*Entries shown*.
"""
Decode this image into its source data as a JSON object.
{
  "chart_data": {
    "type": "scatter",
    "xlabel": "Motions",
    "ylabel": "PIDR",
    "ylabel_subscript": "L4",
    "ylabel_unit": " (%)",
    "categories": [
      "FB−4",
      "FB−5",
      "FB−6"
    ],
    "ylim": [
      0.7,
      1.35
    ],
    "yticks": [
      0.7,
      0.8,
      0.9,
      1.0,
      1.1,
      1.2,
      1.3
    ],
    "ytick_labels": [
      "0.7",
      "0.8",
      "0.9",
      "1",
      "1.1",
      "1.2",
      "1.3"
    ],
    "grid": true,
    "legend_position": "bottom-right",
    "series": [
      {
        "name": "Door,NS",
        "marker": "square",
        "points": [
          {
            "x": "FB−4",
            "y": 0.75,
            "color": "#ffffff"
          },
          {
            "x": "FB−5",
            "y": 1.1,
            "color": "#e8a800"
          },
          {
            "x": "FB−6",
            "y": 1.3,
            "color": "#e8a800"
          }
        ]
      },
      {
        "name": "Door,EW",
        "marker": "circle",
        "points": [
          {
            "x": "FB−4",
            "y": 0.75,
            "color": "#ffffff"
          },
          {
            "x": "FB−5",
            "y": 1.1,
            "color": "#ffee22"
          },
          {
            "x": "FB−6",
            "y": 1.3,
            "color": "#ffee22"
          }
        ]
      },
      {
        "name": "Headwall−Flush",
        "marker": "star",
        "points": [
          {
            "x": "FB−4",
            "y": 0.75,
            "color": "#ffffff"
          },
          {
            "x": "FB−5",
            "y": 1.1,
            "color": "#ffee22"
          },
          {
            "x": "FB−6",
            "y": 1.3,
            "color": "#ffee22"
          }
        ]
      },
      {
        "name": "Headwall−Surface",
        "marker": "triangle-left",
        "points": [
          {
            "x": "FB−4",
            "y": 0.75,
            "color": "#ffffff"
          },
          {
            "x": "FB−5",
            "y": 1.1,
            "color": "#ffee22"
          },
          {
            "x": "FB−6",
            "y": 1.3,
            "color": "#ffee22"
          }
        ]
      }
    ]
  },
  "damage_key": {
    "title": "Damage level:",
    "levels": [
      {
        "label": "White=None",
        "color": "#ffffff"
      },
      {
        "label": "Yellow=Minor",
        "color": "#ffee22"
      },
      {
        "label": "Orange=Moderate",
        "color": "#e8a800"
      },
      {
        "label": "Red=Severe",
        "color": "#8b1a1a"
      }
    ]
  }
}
"""
From the listing above, pick out every line containing "Headwall".

*Answer below*.
        "name": "Headwall−Flush",
        "name": "Headwall−Surface",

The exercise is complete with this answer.